STATED TASK:
Only lines holding the string "headline" are wanted; copy each one from the material.

[Figure collection entries]
.....

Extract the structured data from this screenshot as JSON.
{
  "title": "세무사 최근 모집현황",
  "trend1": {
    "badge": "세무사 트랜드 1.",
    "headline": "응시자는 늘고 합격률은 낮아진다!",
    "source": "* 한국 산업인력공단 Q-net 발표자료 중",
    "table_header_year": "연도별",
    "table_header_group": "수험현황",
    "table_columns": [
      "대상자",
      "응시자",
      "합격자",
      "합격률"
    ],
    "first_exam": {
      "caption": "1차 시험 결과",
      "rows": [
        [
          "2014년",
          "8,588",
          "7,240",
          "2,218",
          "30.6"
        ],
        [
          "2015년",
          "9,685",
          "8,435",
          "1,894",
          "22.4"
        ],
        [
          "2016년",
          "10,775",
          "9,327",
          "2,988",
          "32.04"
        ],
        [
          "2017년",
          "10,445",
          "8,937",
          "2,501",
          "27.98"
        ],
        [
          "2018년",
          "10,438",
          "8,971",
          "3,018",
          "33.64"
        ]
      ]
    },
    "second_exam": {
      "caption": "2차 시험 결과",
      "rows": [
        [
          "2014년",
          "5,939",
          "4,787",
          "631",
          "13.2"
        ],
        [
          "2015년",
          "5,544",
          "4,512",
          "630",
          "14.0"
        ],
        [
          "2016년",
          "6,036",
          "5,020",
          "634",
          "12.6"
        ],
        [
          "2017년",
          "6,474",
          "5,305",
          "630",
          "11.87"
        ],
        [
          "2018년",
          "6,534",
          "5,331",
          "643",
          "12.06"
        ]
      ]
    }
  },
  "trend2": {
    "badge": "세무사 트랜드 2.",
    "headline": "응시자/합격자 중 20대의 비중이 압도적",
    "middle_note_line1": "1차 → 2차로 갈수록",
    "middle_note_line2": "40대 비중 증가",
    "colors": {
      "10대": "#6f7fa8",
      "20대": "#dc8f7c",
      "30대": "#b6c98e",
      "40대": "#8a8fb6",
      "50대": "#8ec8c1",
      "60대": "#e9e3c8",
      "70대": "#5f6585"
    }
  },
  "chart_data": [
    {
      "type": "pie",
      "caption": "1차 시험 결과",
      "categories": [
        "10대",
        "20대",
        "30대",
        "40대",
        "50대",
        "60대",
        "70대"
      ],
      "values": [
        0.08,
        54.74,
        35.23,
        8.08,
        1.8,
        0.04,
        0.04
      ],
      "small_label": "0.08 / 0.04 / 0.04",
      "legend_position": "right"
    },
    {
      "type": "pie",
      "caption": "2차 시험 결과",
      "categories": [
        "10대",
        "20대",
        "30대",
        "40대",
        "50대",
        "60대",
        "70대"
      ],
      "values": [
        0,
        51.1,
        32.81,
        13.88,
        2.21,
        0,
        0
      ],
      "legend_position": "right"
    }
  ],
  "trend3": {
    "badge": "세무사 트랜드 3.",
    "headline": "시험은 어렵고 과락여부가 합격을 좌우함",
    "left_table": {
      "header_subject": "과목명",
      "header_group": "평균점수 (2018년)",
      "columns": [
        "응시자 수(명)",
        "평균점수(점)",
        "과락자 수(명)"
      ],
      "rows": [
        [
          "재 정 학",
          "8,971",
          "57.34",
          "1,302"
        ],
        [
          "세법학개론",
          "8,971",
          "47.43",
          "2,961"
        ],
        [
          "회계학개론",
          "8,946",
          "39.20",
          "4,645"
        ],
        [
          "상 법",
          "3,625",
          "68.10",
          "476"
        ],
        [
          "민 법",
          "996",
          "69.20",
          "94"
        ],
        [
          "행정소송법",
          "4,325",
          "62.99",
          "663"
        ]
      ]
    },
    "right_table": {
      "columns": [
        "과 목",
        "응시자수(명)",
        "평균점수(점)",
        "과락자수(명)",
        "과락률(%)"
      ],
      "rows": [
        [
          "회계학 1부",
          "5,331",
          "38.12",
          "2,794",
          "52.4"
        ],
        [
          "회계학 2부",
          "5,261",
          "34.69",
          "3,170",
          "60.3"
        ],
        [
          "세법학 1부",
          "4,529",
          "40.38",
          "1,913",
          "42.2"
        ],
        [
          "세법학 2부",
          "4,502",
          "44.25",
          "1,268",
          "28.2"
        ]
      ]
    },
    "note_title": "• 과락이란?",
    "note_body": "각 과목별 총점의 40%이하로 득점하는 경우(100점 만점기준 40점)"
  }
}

.....

RESPONSE:
    "headline": "응시자는 늘고 합격률은 낮아진다!",
    "headline": "응시자/합격자 중 20대의 비중이 압도적",
    "headline": "시험은 어렵고 과락여부가 합격을 좌우함",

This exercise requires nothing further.